Every entry that follows should be repeated exactly; drop the images.
═══ DATA FOR THE TASK
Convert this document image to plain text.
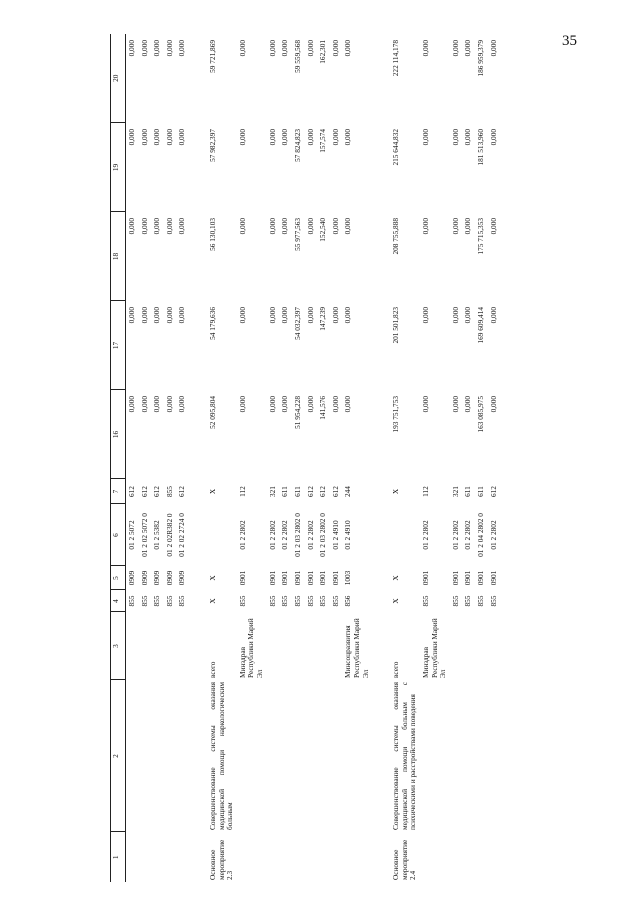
35
1	2	3	4	5	6	7	16	17	18	19	20
			855	0909	01 2 5072	612	0,000	0,000	0,000	0,000	0,000
			855	0909	01 2 02 5072 0	612	0,000	0,000	0,000	0,000	0,000
			855	0909	01 2 5382	612	0,000	0,000	0,000	0,000	0,000
			855	0909	01 2 02R382 0	855	0,000	0,000	0,000	0,000	0,000
			855	0909	01 2 02 2724 0	612	0,000	0,000	0,000	0,000	0,000
Основное мероприятие 2.3	Совершенствование системы оказания медицинской помощи наркологическим больным	всего	Х	Х		Х	52 095,804	54 179,636	56 130,103	57 982,397	59 721,869
		Минздрав Республики Марий Эл	855	0901	01 2 2802	112	0,000	0,000	0,000	0,000	0,000
			855	0901	01 2 2802	321	0,000	0,000	0,000	0,000	0,000
			855	0901	01 2 2802	611	0,000	0,000	0,000	0,000	0,000
			855	0901	01 2 03 2802 0	611	51 954,228	54 032,397	55 977,563	57 824,823	59 559,568
			855	0901	01 2 2802	612	0,000	0,000	0,000	0,000	0,000
			855	0901	01 2 03 2802 0	612	141,576	147,239	152,540	157,574	162,301
			855	0901	01 2 4910	612	0,000	0,000	0,000	0,000	0,000
		Минсоцразвития Республики Марий Эл	856	1003	01 2 4910	244	0,000	0,000	0,000	0,000	0,000
Основное мероприятие 2.4	Совершенствование системы оказания медицинской помощи больным с психическими и расстройствами поведения	всего	Х	Х		Х	193 751,753	201 501,823	208 755,888	215 644,832	222 114,178
		Минздрав Республики Марий Эл	855	0901	01 2 2802	112	0,000	0,000	0,000	0,000	0,000
			855	0901	01 2 2802	321	0,000	0,000	0,000	0,000	0,000
			855	0901	01 2 2802	611	0,000	0,000	0,000	0,000	0,000
			855	0901	01 2 04 2802 0	611	163 085,975	169 609,414	175 715,353	181 513,960	186 959,379
			855	0901	01 2 2802	612	0,000	0,000	0,000	0,000	0,000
══════
* **ANSWER TO THIS EXERCISE**
Convert this document image to plain text.
35
1	2	3	4	5	6	7	16	17	18	19	20
			855	0909	01 2 5072	612	0,000	0,000	0,000	0,000	0,000
			855	0909	01 2 02 5072 0	612	0,000	0,000	0,000	0,000	0,000
			855	0909	01 2 5382	612	0,000	0,000	0,000	0,000	0,000
			855	0909	01 2 02R382 0	855	0,000	0,000	0,000	0,000	0,000
			855	0909	01 2 02 2724 0	612	0,000	0,000	0,000	0,000	0,000
Основное мероприятие 2.3	Совершенствование системы оказания медицинской помощи наркологическим больным	всего	Х	Х		Х	52 095,804	54 179,636	56 130,103	57 982,397	59 721,869
		Минздрав Республики Марий Эл	855	0901	01 2 2802	112	0,000	0,000	0,000	0,000	0,000
			855	0901	01 2 2802	321	0,000	0,000	0,000	0,000	0,000
			855	0901	01 2 2802	611	0,000	0,000	0,000	0,000	0,000
			855	0901	01 2 03 2802 0	611	51 954,228	54 032,397	55 977,563	57 824,823	59 559,568
			855	0901	01 2 2802	612	0,000	0,000	0,000	0,000	0,000
			855	0901	01 2 03 2802 0	612	141,576	147,239	152,540	157,574	162,301
			855	0901	01 2 4910	612	0,000	0,000	0,000	0,000	0,000
		Минсоцразвития Республики Марий Эл	856	1003	01 2 4910	244	0,000	0,000	0,000	0,000	0,000
Основное мероприятие 2.4	Совершенствование системы оказания медицинской помощи больным с психическими и расстройствами поведения	всего	Х	Х		Х	193 751,753	201 501,823	208 755,888	215 644,832	222 114,178
		Минздрав Республики Марий Эл	855	0901	01 2 2802	112	0,000	0,000	0,000	0,000	0,000
			855	0901	01 2 2802	321	0,000	0,000	0,000	0,000	0,000
			855	0901	01 2 2802	611	0,000	0,000	0,000	0,000	0,000
			855	0901	01 2 04 2802 0	611	163 085,975	169 609,414	175 715,353	181 513,960	186 959,379
			855	0901	01 2 2802	612	0,000	0,000	0,000	0,000	0,000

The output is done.